═════ Data lines

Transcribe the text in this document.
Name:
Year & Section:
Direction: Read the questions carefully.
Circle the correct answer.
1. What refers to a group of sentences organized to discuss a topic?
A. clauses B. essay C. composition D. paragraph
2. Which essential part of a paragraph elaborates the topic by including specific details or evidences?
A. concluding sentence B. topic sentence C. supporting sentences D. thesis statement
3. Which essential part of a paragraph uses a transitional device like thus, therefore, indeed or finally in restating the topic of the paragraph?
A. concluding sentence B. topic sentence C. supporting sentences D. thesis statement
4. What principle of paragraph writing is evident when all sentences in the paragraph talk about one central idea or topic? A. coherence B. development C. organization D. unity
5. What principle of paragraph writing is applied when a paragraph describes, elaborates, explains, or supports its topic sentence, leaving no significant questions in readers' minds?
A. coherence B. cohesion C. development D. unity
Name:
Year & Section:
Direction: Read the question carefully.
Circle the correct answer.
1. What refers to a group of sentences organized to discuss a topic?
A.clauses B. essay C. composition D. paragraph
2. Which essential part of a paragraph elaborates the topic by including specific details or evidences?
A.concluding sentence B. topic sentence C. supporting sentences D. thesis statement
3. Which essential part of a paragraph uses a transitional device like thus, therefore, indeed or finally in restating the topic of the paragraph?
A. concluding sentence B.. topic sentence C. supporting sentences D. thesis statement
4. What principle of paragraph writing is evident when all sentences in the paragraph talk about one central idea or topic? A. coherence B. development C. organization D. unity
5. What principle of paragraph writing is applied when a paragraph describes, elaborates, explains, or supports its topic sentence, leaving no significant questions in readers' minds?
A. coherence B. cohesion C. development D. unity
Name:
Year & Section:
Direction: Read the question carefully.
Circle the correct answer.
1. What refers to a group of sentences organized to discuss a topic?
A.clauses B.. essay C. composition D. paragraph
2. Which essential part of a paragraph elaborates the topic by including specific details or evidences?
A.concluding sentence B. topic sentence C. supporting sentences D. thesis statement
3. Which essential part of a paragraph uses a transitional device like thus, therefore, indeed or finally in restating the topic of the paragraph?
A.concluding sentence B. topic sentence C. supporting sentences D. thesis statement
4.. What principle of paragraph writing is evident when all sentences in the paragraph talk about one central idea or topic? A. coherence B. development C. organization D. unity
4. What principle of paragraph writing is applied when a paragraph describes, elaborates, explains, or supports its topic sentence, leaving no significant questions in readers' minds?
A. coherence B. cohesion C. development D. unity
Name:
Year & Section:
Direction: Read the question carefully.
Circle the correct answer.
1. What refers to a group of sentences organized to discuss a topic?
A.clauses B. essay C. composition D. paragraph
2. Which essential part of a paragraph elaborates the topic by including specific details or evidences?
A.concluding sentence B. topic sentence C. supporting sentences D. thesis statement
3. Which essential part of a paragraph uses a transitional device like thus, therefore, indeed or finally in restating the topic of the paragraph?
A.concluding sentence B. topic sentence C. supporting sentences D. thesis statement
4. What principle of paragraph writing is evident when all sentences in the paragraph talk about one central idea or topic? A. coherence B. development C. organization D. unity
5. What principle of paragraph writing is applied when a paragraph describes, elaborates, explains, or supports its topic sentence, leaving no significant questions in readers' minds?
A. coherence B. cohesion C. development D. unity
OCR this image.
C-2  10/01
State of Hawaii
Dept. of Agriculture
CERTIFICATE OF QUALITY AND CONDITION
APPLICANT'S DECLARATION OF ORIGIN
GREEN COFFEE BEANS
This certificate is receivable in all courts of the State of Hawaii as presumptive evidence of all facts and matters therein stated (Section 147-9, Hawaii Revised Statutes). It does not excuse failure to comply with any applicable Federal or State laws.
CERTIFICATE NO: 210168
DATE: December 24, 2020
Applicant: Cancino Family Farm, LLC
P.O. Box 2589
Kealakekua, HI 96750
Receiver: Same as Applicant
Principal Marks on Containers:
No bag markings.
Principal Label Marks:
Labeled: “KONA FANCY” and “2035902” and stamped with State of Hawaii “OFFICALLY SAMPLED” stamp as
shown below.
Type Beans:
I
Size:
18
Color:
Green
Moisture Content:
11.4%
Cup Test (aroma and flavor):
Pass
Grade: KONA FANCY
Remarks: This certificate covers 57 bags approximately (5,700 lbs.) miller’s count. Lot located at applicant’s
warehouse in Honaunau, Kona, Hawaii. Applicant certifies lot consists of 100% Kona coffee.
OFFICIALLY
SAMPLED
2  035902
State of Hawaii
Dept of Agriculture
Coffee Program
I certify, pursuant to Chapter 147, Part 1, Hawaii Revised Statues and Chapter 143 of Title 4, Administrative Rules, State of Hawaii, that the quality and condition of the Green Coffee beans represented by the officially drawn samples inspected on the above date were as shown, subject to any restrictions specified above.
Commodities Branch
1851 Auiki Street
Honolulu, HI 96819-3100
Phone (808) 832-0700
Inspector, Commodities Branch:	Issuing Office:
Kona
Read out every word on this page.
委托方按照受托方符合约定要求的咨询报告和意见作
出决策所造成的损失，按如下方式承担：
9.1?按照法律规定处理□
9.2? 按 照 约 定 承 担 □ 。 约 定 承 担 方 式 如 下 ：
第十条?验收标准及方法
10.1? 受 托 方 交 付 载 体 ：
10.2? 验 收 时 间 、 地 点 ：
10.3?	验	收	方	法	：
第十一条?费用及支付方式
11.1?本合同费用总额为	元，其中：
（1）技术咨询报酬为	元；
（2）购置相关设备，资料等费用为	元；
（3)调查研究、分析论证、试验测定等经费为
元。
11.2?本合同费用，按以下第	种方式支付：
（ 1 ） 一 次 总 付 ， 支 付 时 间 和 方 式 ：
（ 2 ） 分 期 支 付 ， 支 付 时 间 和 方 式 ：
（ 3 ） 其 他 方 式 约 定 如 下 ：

══════════

## [Requirement]
Print the listing above in its entirety, with every line exact.

## [Output below]
Transcribe the text in this document.
Name:
Year & Section:
Direction: Read the questions carefully.
Circle the correct answer.
1. What refers to a group of sentences organized to discuss a topic?
A. clauses B. essay C. composition D. paragraph
2. Which essential part of a paragraph elaborates the topic by including specific details or evidences?
A. concluding sentence B. topic sentence C. supporting sentences D. thesis statement
3. Which essential part of a paragraph uses a transitional device like thus, therefore, indeed or finally in restating the topic of the paragraph?
A. concluding sentence B. topic sentence C. supporting sentences D. thesis statement
4. What principle of paragraph writing is evident when all sentences in the paragraph talk about one central idea or topic? A. coherence B. development C. organization D. unity
5. What principle of paragraph writing is applied when a paragraph describes, elaborates, explains, or supports its topic sentence, leaving no significant questions in readers' minds?
A. coherence B. cohesion C. development D. unity
Name:
Year & Section:
Direction: Read the question carefully.
Circle the correct answer.
1. What refers to a group of sentences organized to discuss a topic?
A.clauses B. essay C. composition D. paragraph
2. Which essential part of a paragraph elaborates the topic by including specific details or evidences?
A.concluding sentence B. topic sentence C. supporting sentences D. thesis statement
3. Which essential part of a paragraph uses a transitional device like thus, therefore, indeed or finally in restating the topic of the paragraph?
A. concluding sentence B.. topic sentence C. supporting sentences D. thesis statement
4. What principle of paragraph writing is evident when all sentences in the paragraph talk about one central idea or topic? A. coherence B. development C. organization D. unity
5. What principle of paragraph writing is applied when a paragraph describes, elaborates, explains, or supports its topic sentence, leaving no significant questions in readers' minds?
A. coherence B. cohesion C. development D. unity
Name:
Year & Section:
Direction: Read the question carefully.
Circle the correct answer.
1. What refers to a group of sentences organized to discuss a topic?
A.clauses B.. essay C. composition D. paragraph
2. Which essential part of a paragraph elaborates the topic by including specific details or evidences?
A.concluding sentence B. topic sentence C. supporting sentences D. thesis statement
3. Which essential part of a paragraph uses a transitional device like thus, therefore, indeed or finally in restating the topic of the paragraph?
A.concluding sentence B. topic sentence C. supporting sentences D. thesis statement
4.. What principle of paragraph writing is evident when all sentences in the paragraph talk about one central idea or topic? A. coherence B. development C. organization D. unity
4. What principle of paragraph writing is applied when a paragraph describes, elaborates, explains, or supports its topic sentence, leaving no significant questions in readers' minds?
A. coherence B. cohesion C. development D. unity
Name:
Year & Section:
Direction: Read the question carefully.
Circle the correct answer.
1. What refers to a group of sentences organized to discuss a topic?
A.clauses B. essay C. composition D. paragraph
2. Which essential part of a paragraph elaborates the topic by including specific details or evidences?
A.concluding sentence B. topic sentence C. supporting sentences D. thesis statement
3. Which essential part of a paragraph uses a transitional device like thus, therefore, indeed or finally in restating the topic of the paragraph?
A.concluding sentence B. topic sentence C. supporting sentences D. thesis statement
4. What principle of paragraph writing is evident when all sentences in the paragraph talk about one central idea or topic? A. coherence B. development C. organization D. unity
5. What principle of paragraph writing is applied when a paragraph describes, elaborates, explains, or supports its topic sentence, leaving no significant questions in readers' minds?
A. coherence B. cohesion C. development D. unity
OCR this image.
C-2  10/01
State of Hawaii
Dept. of Agriculture
CERTIFICATE OF QUALITY AND CONDITION
APPLICANT'S DECLARATION OF ORIGIN
GREEN COFFEE BEANS
This certificate is receivable in all courts of the State of Hawaii as presumptive evidence of all facts and matters therein stated (Section 147-9, Hawaii Revised Statutes). It does not excuse failure to comply with any applicable Federal or State laws.
CERTIFICATE NO: 210168
DATE: December 24, 2020
Applicant: Cancino Family Farm, LLC
P.O. Box 2589
Kealakekua, HI 96750
Receiver: Same as Applicant
Principal Marks on Containers:
No bag markings.
Principal Label Marks:
Labeled: “KONA FANCY” and “2035902” and stamped with State of Hawaii “OFFICALLY SAMPLED” stamp as
shown below.
Type Beans:
I
Size:
18
Color:
Green
Moisture Content:
11.4%
Cup Test (aroma and flavor):
Pass
Grade: KONA FANCY
Remarks: This certificate covers 57 bags approximately (5,700 lbs.) miller’s count. Lot located at applicant’s
warehouse in Honaunau, Kona, Hawaii. Applicant certifies lot consists of 100% Kona coffee.
OFFICIALLY
SAMPLED
2  035902
State of Hawaii
Dept of Agriculture
Coffee Program
I certify, pursuant to Chapter 147, Part 1, Hawaii Revised Statues and Chapter 143 of Title 4, Administrative Rules, State of Hawaii, that the quality and condition of the Green Coffee beans represented by the officially drawn samples inspected on the above date were as shown, subject to any restrictions specified above.
Commodities Branch
1851 Auiki Street
Honolulu, HI 96819-3100
Phone (808) 832-0700
Inspector, Commodities Branch:	Issuing Office:
Kona
Read out every word on this page.
委托方按照受托方符合约定要求的咨询报告和意见作
出决策所造成的损失，按如下方式承担：
9.1?按照法律规定处理□
9.2? 按 照 约 定 承 担 □ 。 约 定 承 担 方 式 如 下 ：
第十条?验收标准及方法
10.1? 受 托 方 交 付 载 体 ：
10.2? 验 收 时 间 、 地 点 ：
10.3?	验	收	方	法	：
第十一条?费用及支付方式
11.1?本合同费用总额为	元，其中：
（1）技术咨询报酬为	元；
（2）购置相关设备，资料等费用为	元；
（3)调查研究、分析论证、试验测定等经费为
元。
11.2?本合同费用，按以下第	种方式支付：
（ 1 ） 一 次 总 付 ， 支 付 时 间 和 方 式 ：
（ 2 ） 分 期 支 付 ， 支 付 时 间 和 方 式 ：
（ 3 ） 其 他 方 式 约 定 如 下 ：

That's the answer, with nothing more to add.